THE PROBLEM –
Check every line of the entries for the string "Breast" and return the ones that contain it.

INPUT MATERIAL –
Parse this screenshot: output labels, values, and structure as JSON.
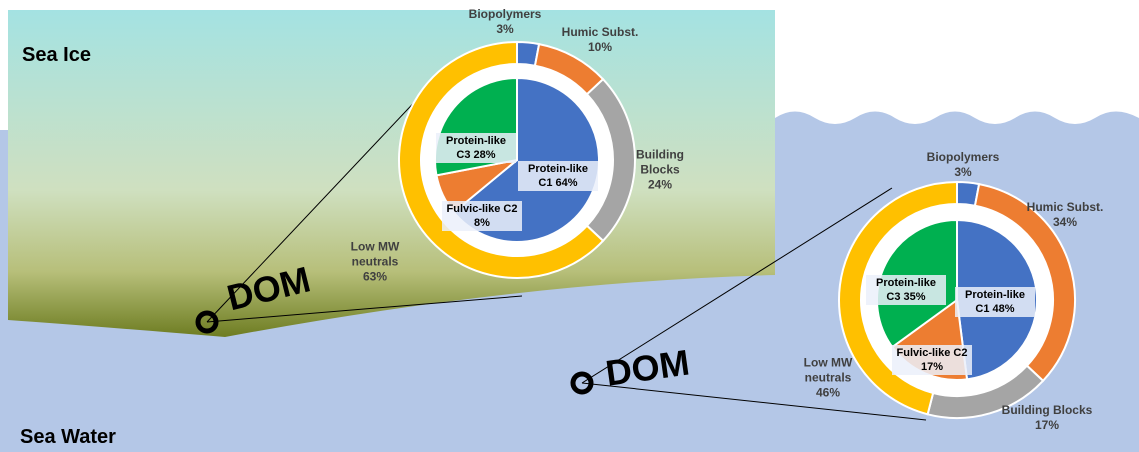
{
  "labels": {
    "sea_ice": "Sea Ice",
    "sea_water": "Sea Water"
  },
  "chart_data": [
    {
      "type": "donut",
      "label": "DOM",
      "outer": {
        "categories": [
          "Biopolymers",
          "Humic Subst.",
          "Building Blocks",
          "Low MW neutrals"
        ],
        "values": [
          3,
          10,
          24,
          63
        ],
        "value_labels": [
          "3%",
          "10%",
          "24%",
          "63%"
        ],
        "colors": [
          "#4472c4",
          "#ed7d31",
          "#a5a5a5",
          "#ffc000"
        ]
      },
      "inner": {
        "categories": [
          "Protein-like C1",
          "Fulvic-like C2",
          "Protein-like C3"
        ],
        "values": [
          64,
          8,
          28
        ],
        "value_labels": [
          "64%",
          "8%",
          "28%"
        ],
        "colors": [
          "#4472c4",
          "#ed7d31",
          "#00b050"
        ]
      }
    },
    {
      "type": "donut",
      "label": "DOM",
      "outer": {
        "categories": [
          "Biopolymers",
          "Humic Subst.",
          "Building Blocks",
          "Low MW neutrals"
        ],
        "values": [
          3,
          34,
          17,
          46
        ],
        "value_labels": [
          "3%",
          "34%",
          "17%",
          "46%"
        ],
        "colors": [
          "#4472c4",
          "#ed7d31",
          "#a5a5a5",
          "#ffc000"
        ]
      },
      "inner": {
        "categories": [
          "Protein-like C1",
          "Fulvic-like C2",
          "Protein-like C3"
        ],
        "values": [
          48,
          17,
          35
        ],
        "value_labels": [
          "48%",
          "17%",
          "35%"
        ],
        "colors": [
          "#4472c4",
          "#ed7d31",
          "#00b050"
        ]
      }
    }
  ]
}
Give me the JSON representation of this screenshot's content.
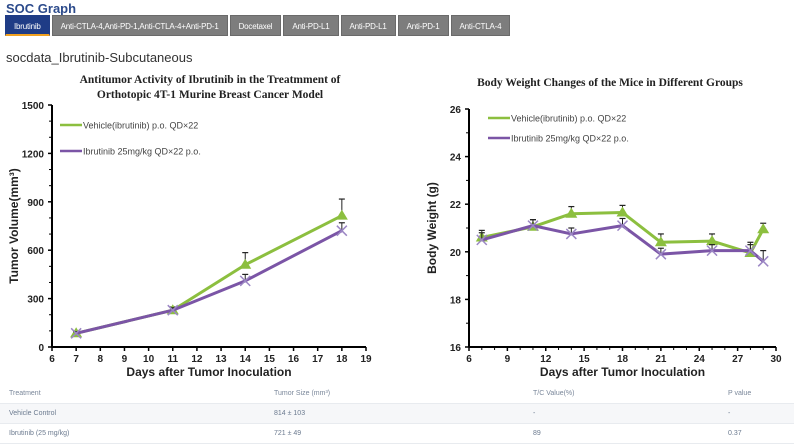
{
  "header": {
    "title": "SOC Graph",
    "tabs": [
      {
        "label": "Ibrutinib",
        "active": true
      },
      {
        "label": "Anti-CTLA-4,Anti-PD-1,Anti-CTLA-4+Anti-PD-1",
        "active": false
      },
      {
        "label": "Docetaxel",
        "active": false
      },
      {
        "label": "Anti-PD-L1",
        "active": false
      },
      {
        "label": "Anti-PD-L1",
        "active": false
      },
      {
        "label": "Anti-PD-1",
        "active": false
      },
      {
        "label": "Anti-CTLA-4",
        "active": false
      }
    ]
  },
  "section_title": "socdata_Ibrutinib-Subcutaneous",
  "colors": {
    "vehicle": "#8cbf3f",
    "ibrutinib": "#7b55a6",
    "tab_active": "#1f3c86",
    "tab_inactive": "#7d7d7d",
    "accent": "#f0a020"
  },
  "chart_data": [
    {
      "type": "line",
      "title": "Antitumor Activity of Ibrutinib in the Treatmment of Orthotopic 4T-1 Murine Breast Cancer Model",
      "title_lines": [
        "Antitumor Activity of Ibrutinib in the Treatmment of",
        "Orthotopic 4T-1 Murine Breast Cancer Model"
      ],
      "xlabel": "Days after Tumor Inoculation",
      "ylabel": "Tumor Volume(mm³)",
      "xlim": [
        6,
        19
      ],
      "ylim": [
        0,
        1500
      ],
      "xticks": [
        6,
        7,
        8,
        9,
        10,
        11,
        12,
        13,
        14,
        15,
        16,
        17,
        18,
        19
      ],
      "yticks": [
        0,
        300,
        600,
        900,
        1200,
        1500
      ],
      "legend": "top-left",
      "series": [
        {
          "name": "Vehicle(ibrutinib) p.o. QD×22",
          "color": "#8cbf3f",
          "marker": "triangle",
          "x": [
            7,
            11,
            14,
            18
          ],
          "y": [
            85,
            228,
            510,
            814
          ],
          "err": [
            10,
            20,
            75,
            103
          ]
        },
        {
          "name": "Ibrutinib 25mg/kg QD×22 p.o.",
          "color": "#7b55a6",
          "marker": "x",
          "x": [
            7,
            11,
            14,
            18
          ],
          "y": [
            85,
            228,
            410,
            721
          ],
          "err": [
            10,
            15,
            40,
            49
          ]
        }
      ]
    },
    {
      "type": "line",
      "title": "Body Weight Changes of the Mice in Different Groups",
      "title_lines": [
        "Body Weight Changes of the Mice in Different Groups"
      ],
      "xlabel": "Days after Tumor Inoculation",
      "ylabel": "Body Weight (g)",
      "xlim": [
        6,
        30
      ],
      "ylim": [
        16,
        26
      ],
      "xticks": [
        6,
        9,
        12,
        15,
        18,
        21,
        24,
        27,
        30
      ],
      "yticks": [
        16,
        18,
        20,
        22,
        24,
        26
      ],
      "legend": "top-left",
      "series": [
        {
          "name": "Vehicle(ibrutinib) p.o. QD×22",
          "color": "#8cbf3f",
          "marker": "triangle",
          "x": [
            7,
            11,
            14,
            18,
            21,
            25,
            28,
            29
          ],
          "y": [
            20.6,
            21.05,
            21.6,
            21.65,
            20.4,
            20.45,
            19.95,
            20.95
          ],
          "err": [
            0.3,
            0.3,
            0.3,
            0.3,
            0.35,
            0.3,
            0.35,
            0.25
          ]
        },
        {
          "name": "Ibrutinib 25mg/kg QD×22 p.o.",
          "color": "#7b55a6",
          "marker": "x",
          "x": [
            7,
            11,
            14,
            18,
            21,
            25,
            28,
            29
          ],
          "y": [
            20.5,
            21.1,
            20.75,
            21.1,
            19.9,
            20.05,
            20.05,
            19.6
          ],
          "err": [
            0.3,
            0.25,
            0.25,
            0.3,
            0.25,
            0.25,
            0.35,
            0.45
          ]
        }
      ]
    }
  ],
  "table": {
    "headers": [
      "Treatment",
      "Tumor Size (mm³)",
      "T/C Value(%)",
      "P value"
    ],
    "rows": [
      [
        "Vehicle Control",
        "814 ± 103",
        "-",
        "-"
      ],
      [
        "Ibrutinib (25 mg/kg)",
        "721 ± 49",
        "89",
        "0.37"
      ]
    ]
  }
}
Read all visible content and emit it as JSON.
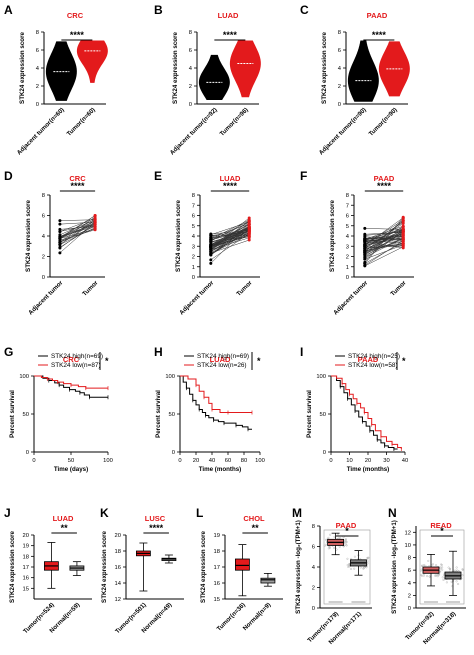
{
  "colors": {
    "tumor": "#e31a1c",
    "adjacent": "#000000",
    "pink": "#d06060",
    "gray_box": "#9e9e9e"
  },
  "panels": {
    "A": {
      "letter": "A",
      "title": "CRC",
      "ylabel": "STK24 expression score",
      "sig": "****"
    },
    "B": {
      "letter": "B",
      "title": "LUAD",
      "ylabel": "STK24 expression score",
      "sig": "****"
    },
    "C": {
      "letter": "C",
      "title": "PAAD",
      "ylabel": "STK24 expression score",
      "sig": "****"
    },
    "D": {
      "letter": "D",
      "title": "CRC",
      "ylabel": "STK24 expression score",
      "sig": "****"
    },
    "E": {
      "letter": "E",
      "title": "LUAD",
      "ylabel": "STK24 expression score",
      "sig": "****"
    },
    "F": {
      "letter": "F",
      "title": "PAAD",
      "ylabel": "STK24 expression score",
      "sig": "****"
    },
    "G": {
      "letter": "G",
      "title": "CRC",
      "ylabel": "Percent survival",
      "xlabel": "Time (days)",
      "sig": "*"
    },
    "H": {
      "letter": "H",
      "title": "LUAD",
      "ylabel": "Percent survival",
      "xlabel": "Time (months)",
      "sig": "*"
    },
    "I": {
      "letter": "I",
      "title": "PAAD",
      "ylabel": "Percent survival",
      "xlabel": "Time (months)",
      "sig": "*"
    },
    "J": {
      "letter": "J",
      "title": "LUAD",
      "ylabel": "STK24 expression score",
      "sig": "**"
    },
    "K": {
      "letter": "K",
      "title": "LUSC",
      "ylabel": "STK24 expression score",
      "sig": "****"
    },
    "L": {
      "letter": "L",
      "title": "CHOL",
      "ylabel": "STK24 expression score",
      "sig": "**"
    },
    "M": {
      "letter": "M",
      "title": "PAAD",
      "ylabel": "STK24 expression -log₂(TPM+1)",
      "sig": "*"
    },
    "N": {
      "letter": "N",
      "title": "READ",
      "ylabel": "STK24 expression -log₂(TPM+1)",
      "sig": "*"
    }
  },
  "chart_data": [
    {
      "id": "A",
      "type": "violin",
      "title": "CRC",
      "ylabel": "STK24 expression score",
      "ylim": [
        0,
        8
      ],
      "yticks": [
        0,
        2,
        4,
        6,
        8
      ],
      "categories": [
        "Adjacent tumor(n=60)",
        "Tumor(n=60)"
      ],
      "medians": [
        3.6,
        5.9
      ],
      "ranges": [
        [
          0.4,
          6.9
        ],
        [
          2.4,
          7.0
        ]
      ],
      "sig": "****"
    },
    {
      "id": "B",
      "type": "violin",
      "title": "LUAD",
      "ylabel": "STK24 expression score",
      "ylim": [
        0,
        8
      ],
      "yticks": [
        0,
        2,
        4,
        6,
        8
      ],
      "categories": [
        "Adjacent tumor(n=92)",
        "Tumor(n=96)"
      ],
      "medians": [
        2.4,
        4.5
      ],
      "ranges": [
        [
          0.5,
          5.4
        ],
        [
          0.8,
          7.0
        ]
      ],
      "sig": "****"
    },
    {
      "id": "C",
      "type": "violin",
      "title": "PAAD",
      "ylabel": "STK24 expression score",
      "ylim": [
        0,
        8
      ],
      "yticks": [
        0,
        2,
        4,
        6,
        8
      ],
      "categories": [
        "Adjacent tumor(n=90)",
        "Tumor(n=90)"
      ],
      "medians": [
        2.6,
        3.9
      ],
      "ranges": [
        [
          0.3,
          7.0
        ],
        [
          0.9,
          6.9
        ]
      ],
      "sig": "****"
    },
    {
      "id": "D",
      "type": "paired",
      "title": "CRC",
      "ylabel": "STK24 expression score",
      "ylim": [
        0,
        8
      ],
      "yticks": [
        0,
        2,
        4,
        6,
        8
      ],
      "categories": [
        "Adjacent tumor",
        "Tumor"
      ],
      "sig": "****"
    },
    {
      "id": "E",
      "type": "paired",
      "title": "LUAD",
      "ylabel": "STK24 expression score",
      "ylim": [
        0,
        8
      ],
      "yticks": [
        0,
        1,
        2,
        3,
        4,
        5,
        6,
        7,
        8
      ],
      "categories": [
        "Adjacent tumor",
        "Tumor"
      ],
      "sig": "****"
    },
    {
      "id": "F",
      "type": "paired",
      "title": "PAAD",
      "ylabel": "STK24 expression score",
      "ylim": [
        0,
        8
      ],
      "yticks": [
        0,
        1,
        2,
        3,
        4,
        5,
        6,
        7,
        8
      ],
      "categories": [
        "Adjacent tumor",
        "Tumor"
      ],
      "sig": "****"
    },
    {
      "id": "G",
      "type": "line",
      "title": "CRC",
      "ylabel": "Percent survival",
      "xlabel": "Time (days)",
      "xlim": [
        0,
        100
      ],
      "ylim": [
        0,
        100
      ],
      "xticks": [
        0,
        50,
        100
      ],
      "yticks": [
        0,
        50,
        100
      ],
      "series": [
        {
          "name": "STK24 high(n=69)",
          "x": [
            0,
            12,
            20,
            28,
            34,
            40,
            48,
            56,
            62,
            68,
            75,
            82,
            100
          ],
          "y": [
            100,
            97,
            94,
            91,
            88,
            85,
            82,
            80,
            78,
            75,
            72,
            72,
            72
          ]
        },
        {
          "name": "STK24 low(n=87)",
          "x": [
            0,
            10,
            18,
            25,
            32,
            40,
            50,
            60,
            70,
            78,
            100
          ],
          "y": [
            100,
            98,
            96,
            94,
            92,
            90,
            88,
            86,
            84,
            84,
            84
          ]
        }
      ],
      "sig": "*"
    },
    {
      "id": "H",
      "type": "line",
      "title": "LUAD",
      "ylabel": "Percent survival",
      "xlabel": "Time (months)",
      "xlim": [
        0,
        100
      ],
      "ylim": [
        0,
        100
      ],
      "xticks": [
        0,
        20,
        40,
        60,
        80,
        100
      ],
      "yticks": [
        0,
        50,
        100
      ],
      "series": [
        {
          "name": "STK24 high(n=69)",
          "x": [
            0,
            4,
            8,
            12,
            16,
            20,
            24,
            28,
            32,
            36,
            42,
            48,
            55,
            62,
            70,
            78,
            85,
            90
          ],
          "y": [
            100,
            92,
            84,
            76,
            68,
            62,
            56,
            52,
            48,
            45,
            42,
            40,
            38,
            38,
            35,
            33,
            30,
            30
          ]
        },
        {
          "name": "STK24 low(n=26)",
          "x": [
            0,
            10,
            20,
            24,
            30,
            36,
            40,
            50,
            60,
            70,
            90
          ],
          "y": [
            100,
            96,
            88,
            80,
            72,
            64,
            56,
            52,
            52,
            52,
            52
          ]
        }
      ],
      "sig": "*"
    },
    {
      "id": "I",
      "type": "line",
      "title": "PAAD",
      "ylabel": "Percent survival",
      "xlabel": "Time (months)",
      "xlim": [
        0,
        40
      ],
      "ylim": [
        0,
        100
      ],
      "xticks": [
        0,
        10,
        20,
        30,
        40
      ],
      "yticks": [
        0,
        50,
        100
      ],
      "series": [
        {
          "name": "STK24 high(n=25)",
          "x": [
            0,
            3,
            5,
            7,
            9,
            11,
            13,
            15,
            17,
            19,
            21,
            23,
            25,
            27,
            29,
            31,
            34,
            36
          ],
          "y": [
            100,
            94,
            86,
            78,
            70,
            62,
            54,
            46,
            40,
            34,
            28,
            22,
            16,
            12,
            8,
            6,
            4,
            4
          ]
        },
        {
          "name": "STK24 low(n=58)",
          "x": [
            0,
            3,
            6,
            8,
            10,
            12,
            14,
            16,
            18,
            20,
            22,
            24,
            27,
            30,
            33,
            36,
            38
          ],
          "y": [
            100,
            97,
            90,
            82,
            76,
            70,
            64,
            58,
            52,
            44,
            36,
            28,
            20,
            14,
            10,
            6,
            4
          ]
        }
      ],
      "sig": "*"
    },
    {
      "id": "J",
      "type": "box",
      "title": "LUAD",
      "ylabel": "STK24 expression score",
      "ylim": [
        14,
        20
      ],
      "yticks": [
        15,
        16,
        17,
        18,
        19,
        20
      ],
      "categories": [
        "Tumor(n=524)",
        "Normal(n=59)"
      ],
      "boxes": [
        {
          "min": 15.0,
          "q1": 16.7,
          "median": 17.1,
          "q3": 17.5,
          "max": 19.3
        },
        {
          "min": 16.2,
          "q1": 16.7,
          "median": 16.9,
          "q3": 17.1,
          "max": 17.5
        }
      ],
      "sig": "**"
    },
    {
      "id": "K",
      "type": "box",
      "title": "LUSC",
      "ylabel": "STK24 expression score",
      "ylim": [
        12,
        20
      ],
      "yticks": [
        12,
        14,
        16,
        18,
        20
      ],
      "categories": [
        "Tumor(n=501)",
        "Normal(n=49)"
      ],
      "boxes": [
        {
          "min": 13.0,
          "q1": 17.4,
          "median": 17.7,
          "q3": 18.0,
          "max": 19.0
        },
        {
          "min": 16.5,
          "q1": 16.8,
          "median": 17.0,
          "q3": 17.1,
          "max": 17.5
        }
      ],
      "sig": "****"
    },
    {
      "id": "L",
      "type": "box",
      "title": "CHOL",
      "ylabel": "STK24 expression score",
      "ylim": [
        15,
        19
      ],
      "yticks": [
        15,
        16,
        17,
        18,
        19
      ],
      "categories": [
        "Tumor(n=36)",
        "Normal(n=9)"
      ],
      "boxes": [
        {
          "min": 15.2,
          "q1": 16.8,
          "median": 17.1,
          "q3": 17.5,
          "max": 18.4
        },
        {
          "min": 15.8,
          "q1": 16.0,
          "median": 16.2,
          "q3": 16.3,
          "max": 16.6
        }
      ],
      "sig": "**"
    },
    {
      "id": "M",
      "type": "box",
      "title": "PAAD",
      "ylabel": "STK24 expression -log₂(TPM+1)",
      "ylim": [
        0,
        8
      ],
      "yticks": [
        0,
        2,
        4,
        6,
        8
      ],
      "categories": [
        "Tumor(n=179)",
        "Normal(n=171)"
      ],
      "boxes": [
        {
          "min": 5.2,
          "q1": 6.1,
          "median": 6.4,
          "q3": 6.7,
          "max": 7.3
        },
        {
          "min": 3.2,
          "q1": 4.1,
          "median": 4.4,
          "q3": 4.7,
          "max": 5.6
        }
      ],
      "sig": "*"
    },
    {
      "id": "N",
      "type": "box",
      "title": "READ",
      "ylabel": "STK24 expression -log₂(TPM+1)",
      "ylim": [
        0,
        13
      ],
      "yticks": [
        0,
        2,
        4,
        6,
        8,
        10,
        12
      ],
      "categories": [
        "Tumor(n=92)",
        "Normal(n=318)"
      ],
      "boxes": [
        {
          "min": 3.5,
          "q1": 5.5,
          "median": 6.0,
          "q3": 6.5,
          "max": 8.5
        },
        {
          "min": 2.0,
          "q1": 4.6,
          "median": 5.1,
          "q3": 5.7,
          "max": 9.0
        }
      ],
      "sig": "*"
    }
  ]
}
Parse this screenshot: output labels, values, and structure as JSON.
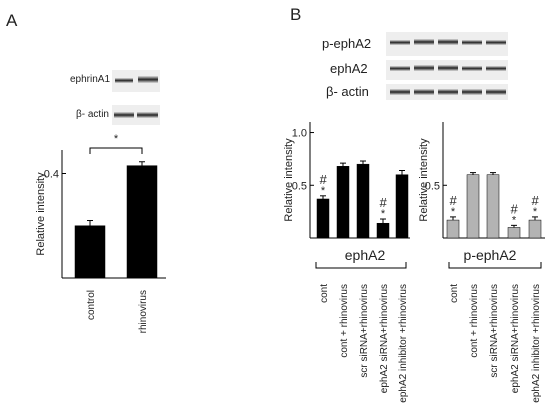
{
  "panels": [
    "A",
    "B"
  ],
  "blots": {
    "a": [
      "ephrinA1",
      "β- actin"
    ],
    "b": [
      "p-ephA2",
      "ephA2",
      "β- actin"
    ]
  },
  "chart_data": [
    {
      "type": "bar",
      "y_label": "Relative intensity",
      "categories": [
        "control",
        "rhinovirus"
      ],
      "values": [
        0.2,
        0.43
      ],
      "errors": [
        0.02,
        0.015
      ],
      "color": "#000000",
      "ylim": [
        0,
        0.49
      ],
      "yticks": [
        0.4
      ],
      "significance": "*"
    },
    {
      "type": "bar",
      "y_label": "Relative intensity",
      "x_label": "ephA2",
      "categories": [
        "cont",
        "cont + rhinovirus",
        "scr siRNA+rhinovirus",
        "ephA2 siRNA+rhinovirus",
        "ephA2 inhibitor +rhinovirus"
      ],
      "values": [
        0.37,
        0.68,
        0.7,
        0.14,
        0.6
      ],
      "errors": [
        0.03,
        0.03,
        0.03,
        0.04,
        0.04
      ],
      "color": "#000000",
      "hash_marks": [
        "#",
        null,
        null,
        "#",
        null
      ],
      "star_marks": [
        "*",
        null,
        null,
        "*",
        null
      ],
      "ylim": [
        0,
        1.1
      ],
      "yticks": [
        0.5,
        {
          "value": 1,
          "label": "1.0"
        }
      ]
    },
    {
      "type": "bar",
      "y_label": "Relative intensity",
      "x_label": "p-ephA2",
      "categories": [
        "cont",
        "cont + rhinovirus",
        "scr siRNA+rhinovirus",
        "ephA2 siRNA+rhinovirus",
        "ephA2 inhibitor +rhinovirus"
      ],
      "values": [
        0.17,
        0.6,
        0.6,
        0.1,
        0.17
      ],
      "errors": [
        0.03,
        0.02,
        0.02,
        0.02,
        0.03
      ],
      "color": "#b3b3b3",
      "hash_marks": [
        "#",
        null,
        null,
        "#",
        "#"
      ],
      "star_marks": [
        "*",
        null,
        null,
        "*",
        "*"
      ],
      "ylim": [
        0,
        1.1
      ],
      "yticks": [
        0.5
      ]
    }
  ]
}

ANSWER BOX –
      "title": "Antitumor Activity of Ibrutinib in the Treatmment of Orthotopic 4T-1 Murine Breast Cancer Model",
        "Orthotopic 4T-1 Murine Breast Cancer Model"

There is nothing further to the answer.